* [WHAT TO DO] Find the string "President" in the records. Copy every line it appears in.

** START OF THE RECORDS **

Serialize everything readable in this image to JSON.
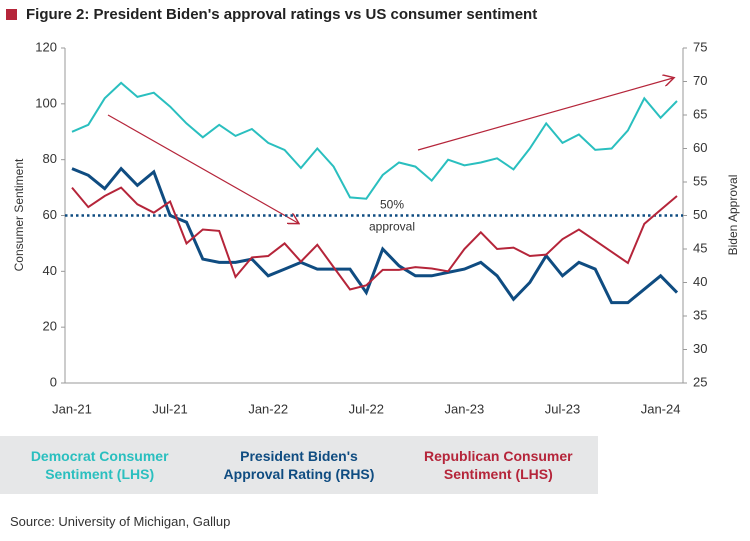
{
  "chart_data": {
    "type": "line",
    "title": "Figure 2: President Biden's approval ratings vs US consumer sentiment",
    "y_label": "Consumer Sentiment",
    "y2_label": "Biden Approval",
    "source": "Source: University of Michigan, Gallup",
    "categories": [
      "Jan-21",
      null,
      null,
      null,
      null,
      null,
      "Jul-21",
      null,
      null,
      null,
      null,
      null,
      "Jan-22",
      null,
      null,
      null,
      null,
      null,
      "Jul-22",
      null,
      null,
      null,
      null,
      null,
      "Jan-23",
      null,
      null,
      null,
      null,
      null,
      "Jul-23",
      null,
      null,
      null,
      null,
      null,
      "Jan-24",
      null
    ],
    "ylim": [
      0,
      120
    ],
    "yticks": [
      0,
      20,
      40,
      60,
      80,
      100,
      120
    ],
    "y2lim": [
      25,
      75
    ],
    "y2ticks": [
      25,
      30,
      35,
      40,
      45,
      50,
      55,
      60,
      65,
      70,
      75
    ],
    "reference_line": {
      "value": 50,
      "axis": "y2",
      "color": "#0F4C81",
      "label": [
        "50%",
        "approval"
      ]
    },
    "series": [
      {
        "name": "Democrat Consumer Sentiment (LHS)",
        "color": "#2ABFBF",
        "values": [
          90,
          92.5,
          102,
          107.5,
          102.5,
          104,
          99,
          93,
          88,
          92.5,
          88.5,
          91,
          86,
          83.5,
          77,
          84,
          77.5,
          66.5,
          66,
          74.5,
          79,
          77.5,
          72.5,
          80,
          78,
          79,
          80.5,
          76.5,
          84,
          93,
          86,
          89,
          83.5,
          84,
          90.5,
          102,
          95,
          101
        ]
      },
      {
        "name": "President Biden's Approval Rating (RHS)",
        "color": "#0F4C81",
        "axis": "y2",
        "values": [
          57,
          56,
          54,
          57,
          54.5,
          56.5,
          50,
          49,
          43.5,
          43,
          43,
          43.5,
          41,
          42,
          43,
          42,
          42,
          42,
          38.5,
          45,
          42.5,
          41,
          41,
          41.5,
          42,
          43,
          41,
          37.5,
          40,
          44,
          41,
          43,
          42,
          37,
          37,
          39,
          41,
          38.5
        ]
      },
      {
        "name": "Republican Consumer Sentiment (LHS)",
        "color": "#B5253A",
        "values": [
          70,
          63,
          67,
          70,
          64,
          61,
          65,
          50,
          55,
          54.5,
          38,
          45,
          45.5,
          50,
          43.5,
          49.5,
          41.5,
          33.5,
          35,
          40.5,
          40.5,
          41.5,
          41,
          40,
          48,
          54,
          48,
          48.5,
          45.5,
          46,
          51.5,
          55,
          51,
          47,
          43,
          57,
          62,
          67
        ]
      }
    ]
  }
}
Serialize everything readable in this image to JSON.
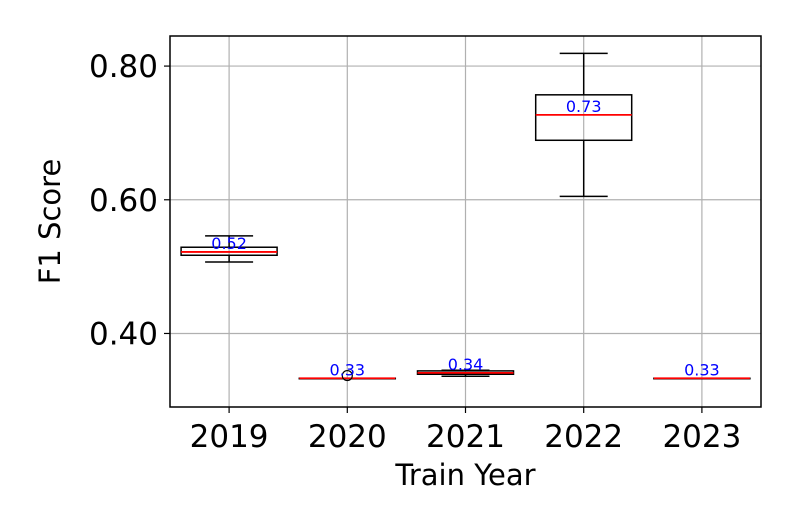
{
  "chart_data": {
    "type": "box",
    "xlabel": "Train Year",
    "ylabel": "F1 Score",
    "categories": [
      "2019",
      "2020",
      "2021",
      "2022",
      "2023"
    ],
    "ylim": [
      0.29,
      0.845
    ],
    "yticks": [
      0.4,
      0.6,
      0.8
    ],
    "ytick_labels": [
      "0.40",
      "0.60",
      "0.80"
    ],
    "grid": true,
    "boxes": [
      {
        "category": "2019",
        "whisker_low": 0.507,
        "q1": 0.517,
        "median": 0.522,
        "q3": 0.529,
        "whisker_high": 0.546,
        "outliers": [],
        "label": "0.52"
      },
      {
        "category": "2020",
        "whisker_low": 0.333,
        "q1": 0.333,
        "median": 0.333,
        "q3": 0.333,
        "whisker_high": 0.333,
        "outliers": [
          0.337
        ],
        "label": "0.33"
      },
      {
        "category": "2021",
        "whisker_low": 0.336,
        "q1": 0.339,
        "median": 0.341,
        "q3": 0.344,
        "whisker_high": 0.345,
        "outliers": [],
        "label": "0.34"
      },
      {
        "category": "2022",
        "whisker_low": 0.605,
        "q1": 0.689,
        "median": 0.727,
        "q3": 0.757,
        "whisker_high": 0.819,
        "outliers": [],
        "label": "0.73"
      },
      {
        "category": "2023",
        "whisker_low": 0.333,
        "q1": 0.333,
        "median": 0.333,
        "q3": 0.333,
        "whisker_high": 0.333,
        "outliers": [],
        "label": "0.33"
      }
    ],
    "colors": {
      "box": "#000000",
      "median": "#ff0000",
      "label": "#0000ff",
      "grid": "#b0b0b0"
    }
  }
}
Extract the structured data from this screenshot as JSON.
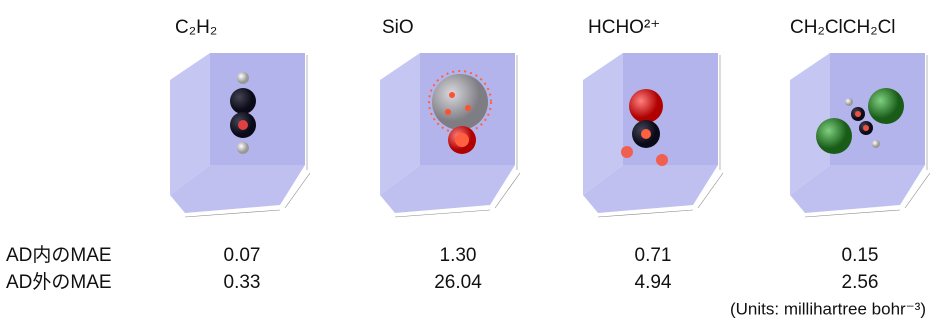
{
  "molecules": [
    "C₂H₂",
    "SiO",
    "HCHO²⁺",
    "CH₂ClCH₂Cl"
  ],
  "table": {
    "rows": [
      {
        "label": "AD内のMAE",
        "values": [
          "0.07",
          "1.30",
          "0.71",
          "0.15"
        ]
      },
      {
        "label": "AD外のMAE",
        "values": [
          "0.33",
          "26.04",
          "4.94",
          "2.56"
        ]
      }
    ]
  },
  "units": "(Units: millihartree bohr⁻³)"
}
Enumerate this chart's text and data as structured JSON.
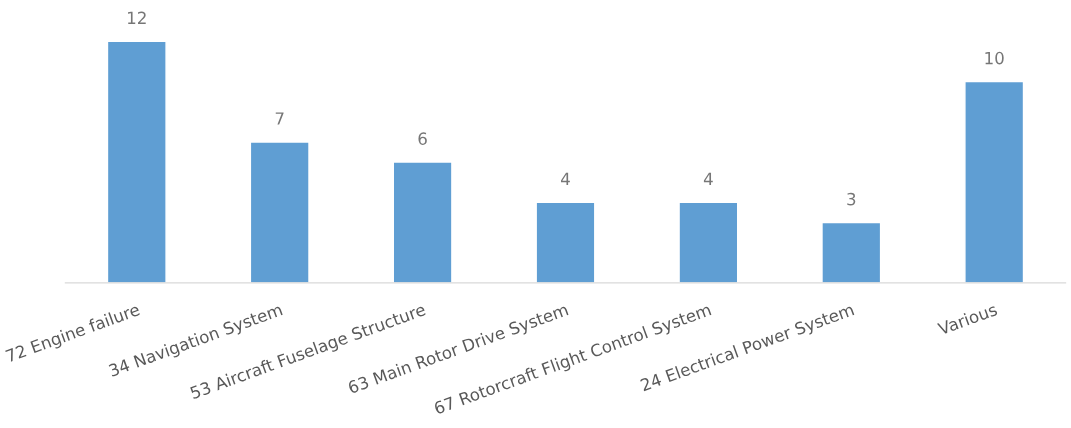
{
  "chart_data": {
    "type": "bar",
    "categories": [
      "72 Engine failure",
      "34 Navigation System",
      "53 Aircraft Fuselage Structure",
      "63 Main Rotor Drive System",
      "67 Rotorcraft Flight Control System",
      "24 Electrical Power System",
      "Various"
    ],
    "values": [
      12,
      7,
      6,
      4,
      4,
      3,
      10
    ],
    "color": "#5f9ed3",
    "data_labels": true,
    "grid": false,
    "legend": false
  }
}
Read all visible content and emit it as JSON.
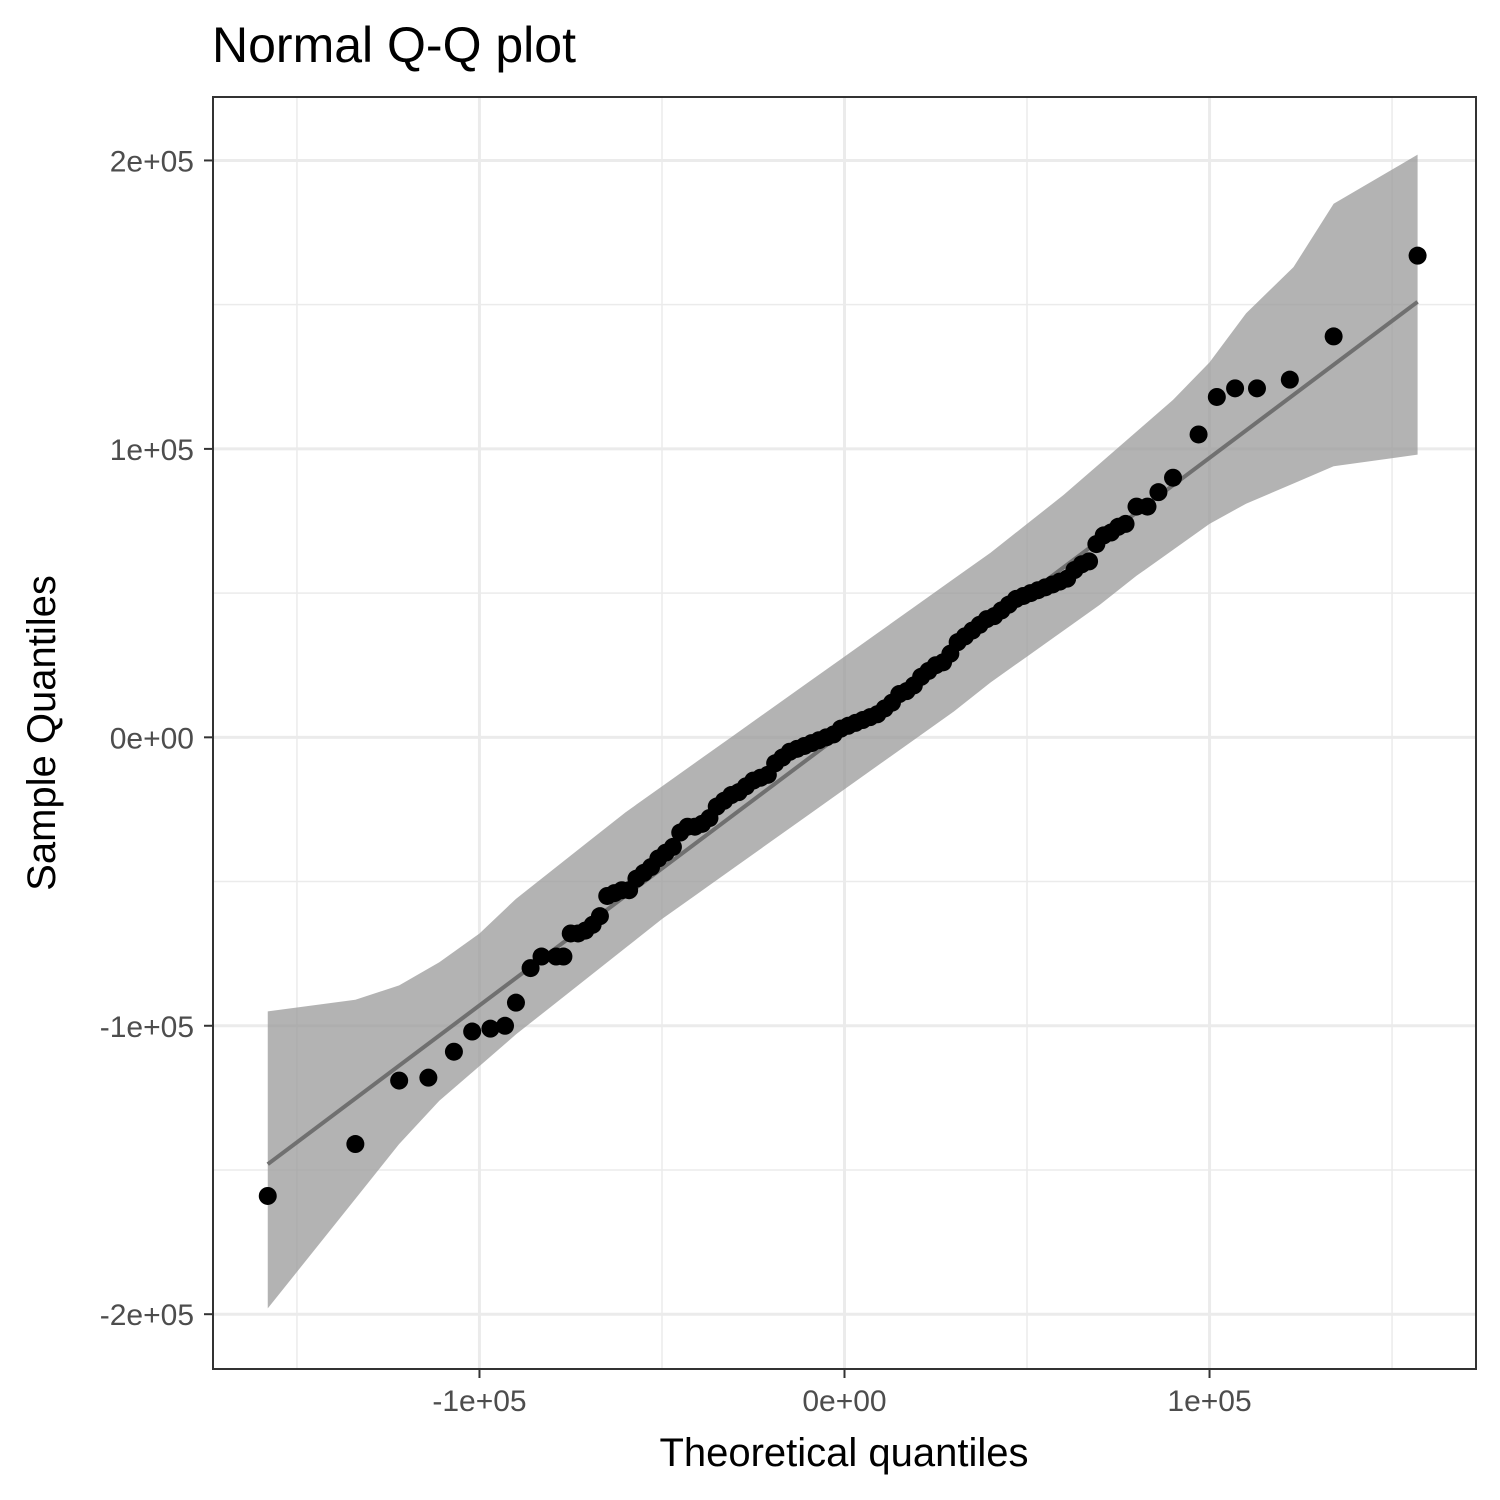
{
  "chart_data": {
    "type": "scatter",
    "title": "Normal Q-Q plot",
    "xlabel": "Theoretical quantiles",
    "ylabel": "Sample Quantiles",
    "xlim": [
      -173000,
      173000
    ],
    "ylim": [
      -219000,
      222000
    ],
    "x_ticks": [
      {
        "value": -100000,
        "label": "-1e+05"
      },
      {
        "value": 0,
        "label": "0e+00"
      },
      {
        "value": 100000,
        "label": "1e+05"
      }
    ],
    "y_ticks": [
      {
        "value": -200000,
        "label": "-2e+05"
      },
      {
        "value": -100000,
        "label": "-1e+05"
      },
      {
        "value": 0,
        "label": "0e+00"
      },
      {
        "value": 100000,
        "label": "1e+05"
      },
      {
        "value": 200000,
        "label": "2e+05"
      }
    ],
    "x_minor": [
      -150000,
      -50000,
      50000,
      150000
    ],
    "y_minor": [
      -150000,
      -50000,
      50000,
      150000
    ],
    "grid": true,
    "reference_line": {
      "x": [
        -158000,
        157000
      ],
      "y": [
        -148000,
        151000
      ]
    },
    "confidence_band": {
      "x": [
        -158000,
        -134000,
        -122000,
        -111000,
        -100000,
        -90000,
        -80000,
        -70000,
        -60000,
        -50000,
        -40000,
        -30000,
        -20000,
        -10000,
        0,
        10000,
        20000,
        30000,
        40000,
        50000,
        60000,
        70000,
        80000,
        90000,
        100000,
        110000,
        123000,
        134000,
        157000
      ],
      "lower": [
        -198000,
        -160000,
        -141000,
        -126000,
        -114000,
        -103000,
        -93000,
        -83000,
        -73000,
        -63000,
        -54000,
        -45000,
        -36000,
        -27000,
        -18000,
        -9000,
        0,
        9000,
        19000,
        28000,
        37000,
        46000,
        56000,
        65000,
        74000,
        81000,
        88000,
        94000,
        98000
      ],
      "upper": [
        -95000,
        -91000,
        -86000,
        -78000,
        -68000,
        -56000,
        -46000,
        -36000,
        -26000,
        -17000,
        -8000,
        1000,
        10000,
        19000,
        28000,
        37000,
        46000,
        55000,
        64000,
        74000,
        84000,
        95000,
        106000,
        117000,
        130000,
        147000,
        163000,
        185000,
        202000
      ]
    },
    "points": {
      "x": [
        -158000,
        -134000,
        -122000,
        -114000,
        -107000,
        -102000,
        -97000,
        -93000,
        -90000,
        -86000,
        -83000,
        -79000,
        -77000,
        -75000,
        -73000,
        -71000,
        -69000,
        -67000,
        -65000,
        -63000,
        -61000,
        -59000,
        -57000,
        -55000,
        -53000,
        -51000,
        -49000,
        -47000,
        -45000,
        -43000,
        -41000,
        -39000,
        -37000,
        -35000,
        -33000,
        -31000,
        -29000,
        -27000,
        -25000,
        -23000,
        -21000,
        -19000,
        -17000,
        -15000,
        -13000,
        -11000,
        -9000,
        -7000,
        -5000,
        -3000,
        -1000,
        1000,
        3000,
        5000,
        7000,
        9000,
        11000,
        13000,
        15000,
        17000,
        19000,
        21000,
        23000,
        25000,
        27000,
        29000,
        31000,
        33000,
        35000,
        37000,
        39000,
        41000,
        43000,
        45000,
        47000,
        49000,
        51000,
        53000,
        55000,
        57000,
        59000,
        61000,
        63000,
        65000,
        67000,
        69000,
        71000,
        73000,
        75000,
        77000,
        80000,
        83000,
        86000,
        90000,
        97000,
        102000,
        107000,
        113000,
        122000,
        134000,
        157000
      ],
      "y": [
        -159000,
        -141000,
        -119000,
        -118000,
        -109000,
        -102000,
        -101000,
        -100000,
        -92000,
        -80000,
        -76000,
        -76000,
        -76000,
        -68000,
        -68000,
        -67000,
        -65000,
        -62000,
        -55000,
        -54000,
        -53000,
        -53000,
        -49000,
        -47000,
        -45000,
        -42000,
        -40000,
        -38000,
        -33000,
        -31000,
        -31000,
        -30000,
        -28000,
        -24000,
        -22000,
        -20000,
        -19000,
        -17000,
        -15000,
        -14000,
        -13000,
        -9000,
        -7000,
        -5000,
        -4000,
        -3000,
        -2000,
        -1000,
        0,
        1000,
        3000,
        4000,
        5000,
        6000,
        7000,
        8000,
        10000,
        12000,
        15000,
        16000,
        18000,
        21000,
        23000,
        25000,
        26000,
        29000,
        33000,
        35000,
        37000,
        39000,
        41000,
        42000,
        44000,
        46000,
        48000,
        49000,
        50000,
        51000,
        52000,
        53000,
        54000,
        55000,
        58000,
        60000,
        61000,
        67000,
        70000,
        71000,
        73000,
        74000,
        80000,
        80000,
        85000,
        90000,
        105000,
        118000,
        121000,
        121000,
        124000,
        139000,
        167000
      ]
    }
  }
}
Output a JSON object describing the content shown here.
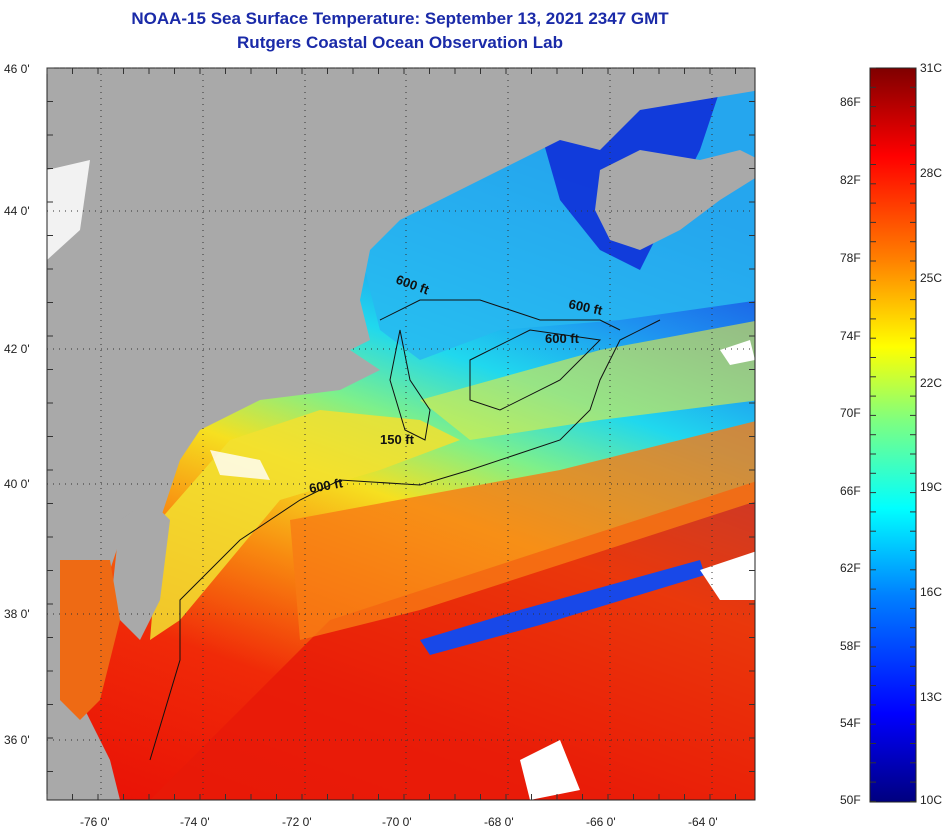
{
  "title": "NOAA-15 Sea Surface Temperature:  September 13, 2021 2347 GMT",
  "subtitle": "Rutgers Coastal Ocean Observation Lab",
  "latitude_labels": [
    "46 0'",
    "44 0'",
    "42 0'",
    "40 0'",
    "38 0'",
    "36 0'"
  ],
  "longitude_labels": [
    "-76 0'",
    "-74 0'",
    "-72 0'",
    "-70 0'",
    "-68 0'",
    "-66 0'",
    "-64 0'"
  ],
  "contour_labels": [
    "600 ft",
    "600 ft",
    "600 ft",
    "150 ft",
    "600 ft"
  ],
  "colorbar": {
    "fahrenheit_labels": [
      "86F",
      "82F",
      "78F",
      "74F",
      "70F",
      "66F",
      "62F",
      "58F",
      "54F",
      "50F"
    ],
    "celsius_labels": [
      "31C",
      "28C",
      "25C",
      "22C",
      "19C",
      "16C",
      "13C",
      "10C"
    ],
    "colors": [
      "#00007f",
      "#0000ff",
      "#007fff",
      "#00ffff",
      "#7fff7f",
      "#ffff00",
      "#ff7f00",
      "#ff0000",
      "#7f0000"
    ]
  },
  "colors": {
    "land": "#a9a9a9",
    "title": "#1a2aa8",
    "cloud": "#ffffff"
  }
}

** END OF THE RECORDS **

* [THE REPLY]
    "title": "Figure 2: President Biden's approval ratings vs US consumer sentiment",
        "name": "President Biden's Approval Rating (RHS)",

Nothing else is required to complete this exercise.